YOUR OBJECTIVE - Reproduce the material word for word; the images stay out.

********

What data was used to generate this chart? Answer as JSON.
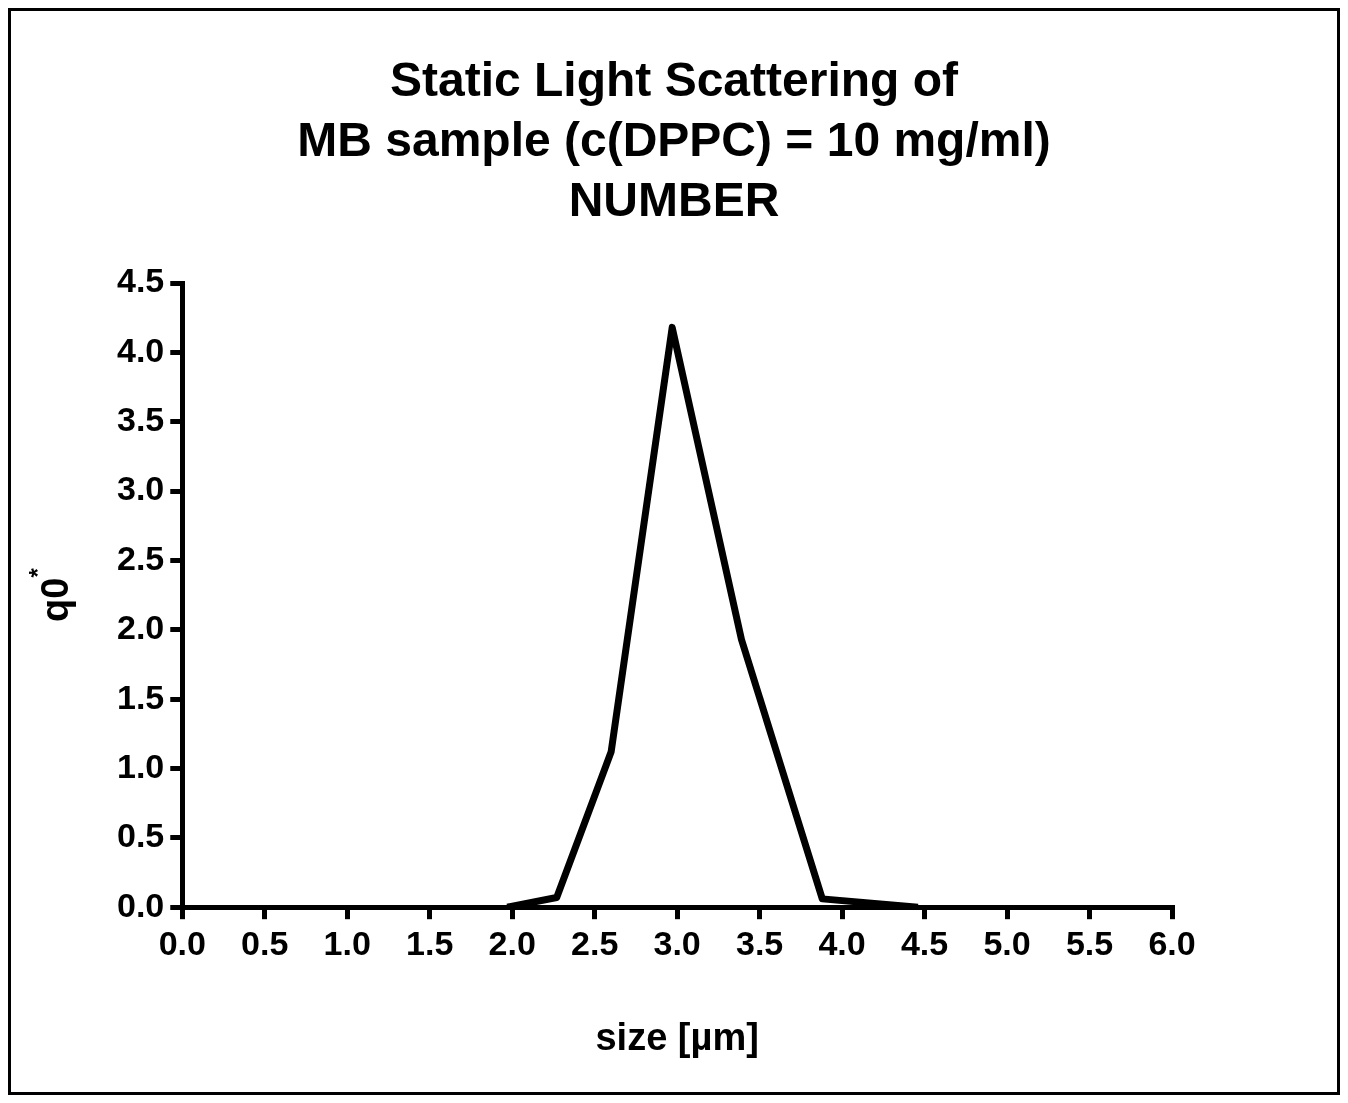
{
  "chart_data": {
    "type": "line",
    "title": "Static Light Scattering of\nMB sample (c(DPPC) = 10 mg/ml)\nNUMBER",
    "xlabel": "size [µm]",
    "ylabel": "q0$^{*}$",
    "x": [
      1.97,
      2.27,
      2.6,
      2.97,
      3.39,
      3.88,
      4.46
    ],
    "series": [
      {
        "color": "#000000",
        "values": [
          0,
          0.07,
          1.12,
          4.18,
          1.93,
          0.06,
          0
        ]
      }
    ],
    "xlim": [
      0,
      6
    ],
    "xticks": [
      {
        "value": 0,
        "label": "0.0"
      },
      {
        "value": 0.5,
        "label": "0.5"
      },
      {
        "value": 1,
        "label": "1.0"
      },
      {
        "value": 1.5,
        "label": "1.5"
      },
      {
        "value": 2,
        "label": "2.0"
      },
      {
        "value": 2.5,
        "label": "2.5"
      },
      {
        "value": 3,
        "label": "3.0"
      },
      {
        "value": 3.5,
        "label": "3.5"
      },
      {
        "value": 4,
        "label": "4.0"
      },
      {
        "value": 4.5,
        "label": "4.5"
      },
      {
        "value": 5,
        "label": "5.0"
      },
      {
        "value": 5.5,
        "label": "5.5"
      },
      {
        "value": 6,
        "label": "6.0"
      }
    ],
    "ylim": [
      0,
      4.5
    ],
    "yticks": [
      {
        "value": 0,
        "label": "0.0"
      },
      {
        "value": 0.5,
        "label": "0.5"
      },
      {
        "value": 1,
        "label": "1.0"
      },
      {
        "value": 1.5,
        "label": "1.5"
      },
      {
        "value": 2,
        "label": "2.0"
      },
      {
        "value": 2.5,
        "label": "2.5"
      },
      {
        "value": 3,
        "label": "3.0"
      },
      {
        "value": 3.5,
        "label": "3.5"
      },
      {
        "value": 4,
        "label": "4.0"
      },
      {
        "value": 4.5,
        "label": "4.5"
      }
    ],
    "grid": false,
    "legend": false,
    "marker": "none",
    "line_style": "solid"
  }
}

********

WRITTEN ANSWER -
What data was used to generate this chart? Answer as JSON.
{
  "chart_data": {
    "type": "line",
    "title": "Static Light Scattering of\nMB sample (c(DPPC) = 10 mg/ml)\nNUMBER",
    "xlabel": "size [µm]",
    "ylabel": "q0$^{*}$",
    "x": [
      1.97,
      2.27,
      2.6,
      2.97,
      3.39,
      3.88,
      4.46
    ],
    "series": [
      {
        "color": "#000000",
        "values": [
          0,
          0.07,
          1.12,
          4.18,
          1.93,
          0.06,
          0
        ]
      }
    ],
    "xlim": [
      0,
      6
    ],
    "xticks": [
      {
        "value": 0,
        "label": "0.0"
      },
      {
        "value": 0.5,
        "label": "0.5"
      },
      {
        "value": 1,
        "label": "1.0"
      },
      {
        "value": 1.5,
        "label": "1.5"
      },
      {
        "value": 2,
        "label": "2.0"
      },
      {
        "value": 2.5,
        "label": "2.5"
      },
      {
        "value": 3,
        "label": "3.0"
      },
      {
        "value": 3.5,
        "label": "3.5"
      },
      {
        "value": 4,
        "label": "4.0"
      },
      {
        "value": 4.5,
        "label": "4.5"
      },
      {
        "value": 5,
        "label": "5.0"
      },
      {
        "value": 5.5,
        "label": "5.5"
      },
      {
        "value": 6,
        "label": "6.0"
      }
    ],
    "ylim": [
      0,
      4.5
    ],
    "yticks": [
      {
        "value": 0,
        "label": "0.0"
      },
      {
        "value": 0.5,
        "label": "0.5"
      },
      {
        "value": 1,
        "label": "1.0"
      },
      {
        "value": 1.5,
        "label": "1.5"
      },
      {
        "value": 2,
        "label": "2.0"
      },
      {
        "value": 2.5,
        "label": "2.5"
      },
      {
        "value": 3,
        "label": "3.0"
      },
      {
        "value": 3.5,
        "label": "3.5"
      },
      {
        "value": 4,
        "label": "4.0"
      },
      {
        "value": 4.5,
        "label": "4.5"
      }
    ],
    "grid": false,
    "legend": false,
    "marker": "none",
    "line_style": "solid"
  }
}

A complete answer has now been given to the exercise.